■ Exercise description ■
Go through the entries one line at a time, and gather every line that has the word "Aisha".

==*==

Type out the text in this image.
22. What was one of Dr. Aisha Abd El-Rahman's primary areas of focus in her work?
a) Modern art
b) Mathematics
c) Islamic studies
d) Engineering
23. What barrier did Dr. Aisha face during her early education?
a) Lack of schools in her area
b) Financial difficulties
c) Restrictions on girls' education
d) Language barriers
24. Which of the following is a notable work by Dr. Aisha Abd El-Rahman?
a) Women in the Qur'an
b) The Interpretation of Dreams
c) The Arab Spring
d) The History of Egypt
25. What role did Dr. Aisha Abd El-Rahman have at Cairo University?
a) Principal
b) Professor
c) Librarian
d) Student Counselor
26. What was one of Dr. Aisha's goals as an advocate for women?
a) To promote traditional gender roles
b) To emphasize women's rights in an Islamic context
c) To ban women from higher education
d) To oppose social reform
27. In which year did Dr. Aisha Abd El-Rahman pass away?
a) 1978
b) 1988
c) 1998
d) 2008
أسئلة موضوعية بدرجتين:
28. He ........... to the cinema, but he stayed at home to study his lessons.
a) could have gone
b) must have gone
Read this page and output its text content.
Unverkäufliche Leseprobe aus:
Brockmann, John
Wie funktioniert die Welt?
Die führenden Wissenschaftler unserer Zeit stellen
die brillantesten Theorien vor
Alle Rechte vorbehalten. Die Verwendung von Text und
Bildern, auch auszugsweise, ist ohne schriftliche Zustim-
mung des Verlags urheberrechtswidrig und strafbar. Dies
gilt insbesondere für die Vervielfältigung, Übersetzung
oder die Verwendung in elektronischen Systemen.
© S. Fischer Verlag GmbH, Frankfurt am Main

==*==

■ Solution to this task ■
22. What was one of Dr. Aisha Abd El-Rahman's primary areas of focus in her work?
23. What barrier did Dr. Aisha face during her early education?
24. Which of the following is a notable work by Dr. Aisha Abd El-Rahman?
25. What role did Dr. Aisha Abd El-Rahman have at Cairo University?
26. What was one of Dr. Aisha's goals as an advocate for women?
27. In which year did Dr. Aisha Abd El-Rahman pass away?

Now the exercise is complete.